### STATED TASK
Repeat every record below exactly as it appears.

### ITEMS
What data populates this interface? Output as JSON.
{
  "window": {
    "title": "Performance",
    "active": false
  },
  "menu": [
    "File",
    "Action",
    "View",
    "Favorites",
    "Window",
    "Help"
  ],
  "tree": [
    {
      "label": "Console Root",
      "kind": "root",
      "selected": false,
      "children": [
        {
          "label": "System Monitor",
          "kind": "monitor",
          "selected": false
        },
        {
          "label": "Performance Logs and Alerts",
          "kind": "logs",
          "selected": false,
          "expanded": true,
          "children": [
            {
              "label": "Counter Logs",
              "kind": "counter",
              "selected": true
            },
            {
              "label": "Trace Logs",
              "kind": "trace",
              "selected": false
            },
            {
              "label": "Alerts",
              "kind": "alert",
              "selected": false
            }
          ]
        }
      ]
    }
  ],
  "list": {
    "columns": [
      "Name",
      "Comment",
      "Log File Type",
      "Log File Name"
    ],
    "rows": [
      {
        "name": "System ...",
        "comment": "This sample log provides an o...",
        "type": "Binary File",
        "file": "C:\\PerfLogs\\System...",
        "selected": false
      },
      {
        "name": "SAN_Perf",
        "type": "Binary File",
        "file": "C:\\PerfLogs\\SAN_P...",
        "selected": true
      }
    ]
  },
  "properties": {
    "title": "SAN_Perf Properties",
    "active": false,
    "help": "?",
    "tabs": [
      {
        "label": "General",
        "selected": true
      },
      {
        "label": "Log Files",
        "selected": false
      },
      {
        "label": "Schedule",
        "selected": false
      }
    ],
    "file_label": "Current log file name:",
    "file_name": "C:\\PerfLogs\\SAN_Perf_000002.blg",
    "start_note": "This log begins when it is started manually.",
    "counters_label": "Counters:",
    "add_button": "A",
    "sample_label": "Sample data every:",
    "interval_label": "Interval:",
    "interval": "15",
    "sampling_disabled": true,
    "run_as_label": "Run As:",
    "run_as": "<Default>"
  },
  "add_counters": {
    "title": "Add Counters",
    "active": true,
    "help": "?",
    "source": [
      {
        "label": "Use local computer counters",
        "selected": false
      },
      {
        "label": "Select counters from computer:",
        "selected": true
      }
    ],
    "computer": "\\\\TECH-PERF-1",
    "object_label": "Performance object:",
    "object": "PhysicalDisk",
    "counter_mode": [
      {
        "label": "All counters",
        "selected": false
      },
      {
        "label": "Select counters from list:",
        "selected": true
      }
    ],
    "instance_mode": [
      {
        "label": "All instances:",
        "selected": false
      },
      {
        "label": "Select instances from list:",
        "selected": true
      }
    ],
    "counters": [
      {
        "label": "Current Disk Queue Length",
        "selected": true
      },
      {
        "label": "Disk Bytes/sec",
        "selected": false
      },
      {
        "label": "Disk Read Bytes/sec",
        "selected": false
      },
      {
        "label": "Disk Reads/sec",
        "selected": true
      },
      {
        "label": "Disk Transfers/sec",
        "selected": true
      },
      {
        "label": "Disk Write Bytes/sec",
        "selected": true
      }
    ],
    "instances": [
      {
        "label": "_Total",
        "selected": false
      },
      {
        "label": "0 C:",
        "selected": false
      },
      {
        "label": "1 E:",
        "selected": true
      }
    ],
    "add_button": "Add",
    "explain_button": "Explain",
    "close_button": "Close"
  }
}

### RESPONSE BELOW
What data populates this interface? Output as JSON.
{
  "window": {
    "title": "Performance",
    "active": false
  },
  "menu": [
    "File",
    "Action",
    "View",
    "Favorites",
    "Window",
    "Help"
  ],
  "tree": [
    {
      "label": "Console Root",
      "kind": "root",
      "selected": false,
      "children": [
        {
          "label": "System Monitor",
          "kind": "monitor",
          "selected": false
        },
        {
          "label": "Performance Logs and Alerts",
          "kind": "logs",
          "selected": false,
          "expanded": true,
          "children": [
            {
              "label": "Counter Logs",
              "kind": "counter",
              "selected": true
            },
            {
              "label": "Trace Logs",
              "kind": "trace",
              "selected": false
            },
            {
              "label": "Alerts",
              "kind": "alert",
              "selected": false
            }
          ]
        }
      ]
    }
  ],
  "list": {
    "columns": [
      "Name",
      "Comment",
      "Log File Type",
      "Log File Name"
    ],
    "rows": [
      {
        "name": "System ...",
        "comment": "This sample log provides an o...",
        "type": "Binary File",
        "file": "C:\\PerfLogs\\System...",
        "selected": false
      },
      {
        "name": "SAN_Perf",
        "type": "Binary File",
        "file": "C:\\PerfLogs\\SAN_P...",
        "selected": true
      }
    ]
  },
  "properties": {
    "title": "SAN_Perf Properties",
    "active": false,
    "help": "?",
    "tabs": [
      {
        "label": "General",
        "selected": true
      },
      {
        "label": "Log Files",
        "selected": false
      },
      {
        "label": "Schedule",
        "selected": false
      }
    ],
    "file_label": "Current log file name:",
    "file_name": "C:\\PerfLogs\\SAN_Perf_000002.blg",
    "start_note": "This log begins when it is started manually.",
    "counters_label": "Counters:",
    "add_button": "A",
    "sample_label": "Sample data every:",
    "interval_label": "Interval:",
    "interval": "15",
    "sampling_disabled": true,
    "run_as_label": "Run As:",
    "run_as": "<Default>"
  },
  "add_counters": {
    "title": "Add Counters",
    "active": true,
    "help": "?",
    "source": [
      {
        "label": "Use local computer counters",
        "selected": false
      },
      {
        "label": "Select counters from computer:",
        "selected": true
      }
    ],
    "computer": "\\\\TECH-PERF-1",
    "object_label": "Performance object:",
    "object": "PhysicalDisk",
    "counter_mode": [
      {
        "label": "All counters",
        "selected": false
      },
      {
        "label": "Select counters from list:",
        "selected": true
      }
    ],
    "instance_mode": [
      {
        "label": "All instances:",
        "selected": false
      },
      {
        "label": "Select instances from list:",
        "selected": true
      }
    ],
    "counters": [
      {
        "label": "Current Disk Queue Length",
        "selected": true
      },
      {
        "label": "Disk Bytes/sec",
        "selected": false
      },
      {
        "label": "Disk Read Bytes/sec",
        "selected": false
      },
      {
        "label": "Disk Reads/sec",
        "selected": true
      },
      {
        "label": "Disk Transfers/sec",
        "selected": true
      },
      {
        "label": "Disk Write Bytes/sec",
        "selected": true
      }
    ],
    "instances": [
      {
        "label": "_Total",
        "selected": false
      },
      {
        "label": "0 C:",
        "selected": false
      },
      {
        "label": "1 E:",
        "selected": true
      }
    ],
    "add_button": "Add",
    "explain_button": "Explain",
    "close_button": "Close"
  }
}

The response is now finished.